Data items
[start]

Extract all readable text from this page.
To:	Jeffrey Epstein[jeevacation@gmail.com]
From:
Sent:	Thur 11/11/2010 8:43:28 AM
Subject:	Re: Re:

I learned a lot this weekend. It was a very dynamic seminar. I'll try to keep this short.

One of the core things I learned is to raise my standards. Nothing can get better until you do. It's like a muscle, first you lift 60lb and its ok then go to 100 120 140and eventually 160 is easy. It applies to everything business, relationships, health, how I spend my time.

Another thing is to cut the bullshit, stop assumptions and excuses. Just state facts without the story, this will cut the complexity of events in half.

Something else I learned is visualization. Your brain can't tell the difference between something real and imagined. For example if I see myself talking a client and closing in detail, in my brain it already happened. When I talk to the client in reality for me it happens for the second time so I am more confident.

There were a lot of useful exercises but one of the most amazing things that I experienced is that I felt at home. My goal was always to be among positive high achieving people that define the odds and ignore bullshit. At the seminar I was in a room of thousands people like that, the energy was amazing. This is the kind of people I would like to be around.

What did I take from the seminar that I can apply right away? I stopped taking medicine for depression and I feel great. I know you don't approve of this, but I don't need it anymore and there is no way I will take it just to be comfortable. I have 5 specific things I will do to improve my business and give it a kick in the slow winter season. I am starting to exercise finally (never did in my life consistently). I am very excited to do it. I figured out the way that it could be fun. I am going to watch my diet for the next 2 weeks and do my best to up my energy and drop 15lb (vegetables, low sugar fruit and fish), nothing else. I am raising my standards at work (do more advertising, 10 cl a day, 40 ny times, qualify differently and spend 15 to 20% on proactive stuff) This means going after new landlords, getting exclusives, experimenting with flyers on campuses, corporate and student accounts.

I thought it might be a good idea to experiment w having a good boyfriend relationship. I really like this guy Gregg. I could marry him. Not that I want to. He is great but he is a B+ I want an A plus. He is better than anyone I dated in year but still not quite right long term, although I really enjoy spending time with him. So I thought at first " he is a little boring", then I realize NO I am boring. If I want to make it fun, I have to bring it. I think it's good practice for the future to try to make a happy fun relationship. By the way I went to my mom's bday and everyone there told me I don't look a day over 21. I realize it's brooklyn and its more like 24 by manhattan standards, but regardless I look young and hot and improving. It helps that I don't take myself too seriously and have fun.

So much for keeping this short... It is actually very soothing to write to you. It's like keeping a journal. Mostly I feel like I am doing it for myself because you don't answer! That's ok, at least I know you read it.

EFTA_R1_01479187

[end]

→ **STATED EXERCISE**
Copy down the whole of the data above, matching it exactly.

→ **WRITTEN ANSWER**
Extract all readable text from this page.
To:	Jeffrey Epstein[jeevacation@gmail.com]
From:
Sent:	Thur 11/11/2010 8:43:28 AM
Subject:	Re: Re:

I learned a lot this weekend. It was a very dynamic seminar. I'll try to keep this short.

One of the core things I learned is to raise my standards. Nothing can get better until you do. It's like a muscle, first you lift 60lb and its ok then go to 100 120 140and eventually 160 is easy. It applies to everything business, relationships, health, how I spend my time.

Another thing is to cut the bullshit, stop assumptions and excuses. Just state facts without the story, this will cut the complexity of events in half.

Something else I learned is visualization. Your brain can't tell the difference between something real and imagined. For example if I see myself talking a client and closing in detail, in my brain it already happened. When I talk to the client in reality for me it happens for the second time so I am more confident.

There were a lot of useful exercises but one of the most amazing things that I experienced is that I felt at home. My goal was always to be among positive high achieving people that define the odds and ignore bullshit. At the seminar I was in a room of thousands people like that, the energy was amazing. This is the kind of people I would like to be around.

What did I take from the seminar that I can apply right away? I stopped taking medicine for depression and I feel great. I know you don't approve of this, but I don't need it anymore and there is no way I will take it just to be comfortable. I have 5 specific things I will do to improve my business and give it a kick in the slow winter season. I am starting to exercise finally (never did in my life consistently). I am very excited to do it. I figured out the way that it could be fun. I am going to watch my diet for the next 2 weeks and do my best to up my energy and drop 15lb (vegetables, low sugar fruit and fish), nothing else. I am raising my standards at work (do more advertising, 10 cl a day, 40 ny times, qualify differently and spend 15 to 20% on proactive stuff) This means going after new landlords, getting exclusives, experimenting with flyers on campuses, corporate and student accounts.

I thought it might be a good idea to experiment w having a good boyfriend relationship. I really like this guy Gregg. I could marry him. Not that I want to. He is great but he is a B+ I want an A plus. He is better than anyone I dated in year but still not quite right long term, although I really enjoy spending time with him. So I thought at first " he is a little boring", then I realize NO I am boring. If I want to make it fun, I have to bring it. I think it's good practice for the future to try to make a happy fun relationship. By the way I went to my mom's bday and everyone there told me I don't look a day over 21. I realize it's brooklyn and its more like 24 by manhattan standards, but regardless I look young and hot and improving. It helps that I don't take myself too seriously and have fun.

So much for keeping this short... It is actually very soothing to write to you. It's like keeping a journal. Mostly I feel like I am doing it for myself because you don't answer! That's ok, at least I know you read it.

EFTA_R1_01479187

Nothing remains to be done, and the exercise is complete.